Exercise goal>
Write the listing out again, all of it, word for word.
### Raw data
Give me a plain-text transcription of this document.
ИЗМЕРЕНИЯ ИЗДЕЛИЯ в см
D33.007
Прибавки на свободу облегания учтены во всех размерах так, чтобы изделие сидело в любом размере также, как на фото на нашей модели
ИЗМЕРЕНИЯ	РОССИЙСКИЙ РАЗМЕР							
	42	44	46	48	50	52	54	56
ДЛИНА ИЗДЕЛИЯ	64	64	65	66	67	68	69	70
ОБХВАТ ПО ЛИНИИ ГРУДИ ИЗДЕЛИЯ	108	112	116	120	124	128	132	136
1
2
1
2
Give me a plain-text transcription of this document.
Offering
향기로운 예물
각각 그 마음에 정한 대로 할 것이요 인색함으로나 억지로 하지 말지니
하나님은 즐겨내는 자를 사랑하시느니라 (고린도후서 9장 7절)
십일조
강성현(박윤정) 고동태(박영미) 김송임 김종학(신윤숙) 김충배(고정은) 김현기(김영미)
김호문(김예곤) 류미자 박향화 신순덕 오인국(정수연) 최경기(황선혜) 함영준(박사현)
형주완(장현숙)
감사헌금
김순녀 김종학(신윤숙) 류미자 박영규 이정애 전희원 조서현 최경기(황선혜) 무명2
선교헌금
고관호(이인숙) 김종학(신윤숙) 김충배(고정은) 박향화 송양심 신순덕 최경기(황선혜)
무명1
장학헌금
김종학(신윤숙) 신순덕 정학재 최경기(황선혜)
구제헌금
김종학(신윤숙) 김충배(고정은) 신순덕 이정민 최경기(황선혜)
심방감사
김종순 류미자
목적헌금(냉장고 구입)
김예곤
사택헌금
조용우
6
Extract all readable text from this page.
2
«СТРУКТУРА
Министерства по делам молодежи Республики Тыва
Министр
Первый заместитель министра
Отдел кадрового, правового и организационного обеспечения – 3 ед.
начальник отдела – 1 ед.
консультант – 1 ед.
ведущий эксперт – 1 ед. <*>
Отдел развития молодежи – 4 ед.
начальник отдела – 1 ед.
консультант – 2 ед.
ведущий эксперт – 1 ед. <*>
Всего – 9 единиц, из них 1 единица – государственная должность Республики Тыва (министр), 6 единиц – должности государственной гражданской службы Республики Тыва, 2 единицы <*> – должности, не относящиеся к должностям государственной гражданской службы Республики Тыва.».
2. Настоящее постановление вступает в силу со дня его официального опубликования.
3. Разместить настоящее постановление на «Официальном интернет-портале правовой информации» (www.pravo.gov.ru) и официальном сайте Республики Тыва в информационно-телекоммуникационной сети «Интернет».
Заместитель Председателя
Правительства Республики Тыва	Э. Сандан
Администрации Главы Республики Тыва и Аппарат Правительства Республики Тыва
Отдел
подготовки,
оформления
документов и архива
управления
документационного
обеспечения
######
Answer to the problem>
Give me a plain-text transcription of this document.
ИЗМЕРЕНИЯ ИЗДЕЛИЯ в см
D33.007
Прибавки на свободу облегания учтены во всех размерах так, чтобы изделие сидело в любом размере также, как на фото на нашей модели
ИЗМЕРЕНИЯ	РОССИЙСКИЙ РАЗМЕР							
	42	44	46	48	50	52	54	56
ДЛИНА ИЗДЕЛИЯ	64	64	65	66	67	68	69	70
ОБХВАТ ПО ЛИНИИ ГРУДИ ИЗДЕЛИЯ	108	112	116	120	124	128	132	136
1
2
1
2
Give me a plain-text transcription of this document.
Offering
향기로운 예물
각각 그 마음에 정한 대로 할 것이요 인색함으로나 억지로 하지 말지니
하나님은 즐겨내는 자를 사랑하시느니라 (고린도후서 9장 7절)
십일조
강성현(박윤정) 고동태(박영미) 김송임 김종학(신윤숙) 김충배(고정은) 김현기(김영미)
김호문(김예곤) 류미자 박향화 신순덕 오인국(정수연) 최경기(황선혜) 함영준(박사현)
형주완(장현숙)
감사헌금
김순녀 김종학(신윤숙) 류미자 박영규 이정애 전희원 조서현 최경기(황선혜) 무명2
선교헌금
고관호(이인숙) 김종학(신윤숙) 김충배(고정은) 박향화 송양심 신순덕 최경기(황선혜)
무명1
장학헌금
김종학(신윤숙) 신순덕 정학재 최경기(황선혜)
구제헌금
김종학(신윤숙) 김충배(고정은) 신순덕 이정민 최경기(황선혜)
심방감사
김종순 류미자
목적헌금(냉장고 구입)
김예곤
사택헌금
조용우
6
Extract all readable text from this page.
2
«СТРУКТУРА
Министерства по делам молодежи Республики Тыва
Министр
Первый заместитель министра
Отдел кадрового, правового и организационного обеспечения – 3 ед.
начальник отдела – 1 ед.
консультант – 1 ед.
ведущий эксперт – 1 ед. <*>
Отдел развития молодежи – 4 ед.
начальник отдела – 1 ед.
консультант – 2 ед.
ведущий эксперт – 1 ед. <*>
Всего – 9 единиц, из них 1 единица – государственная должность Республики Тыва (министр), 6 единиц – должности государственной гражданской службы Республики Тыва, 2 единицы <*> – должности, не относящиеся к должностям государственной гражданской службы Республики Тыва.».
2. Настоящее постановление вступает в силу со дня его официального опубликования.
3. Разместить настоящее постановление на «Официальном интернет-портале правовой информации» (www.pravo.gov.ru) и официальном сайте Республики Тыва в информационно-телекоммуникационной сети «Интернет».
Заместитель Председателя
Правительства Республики Тыва	Э. Сандан
Администрации Главы Республики Тыва и Аппарат Правительства Республики Тыва
Отдел
подготовки,
оформления
документов и архива
управления
документационного
обеспечения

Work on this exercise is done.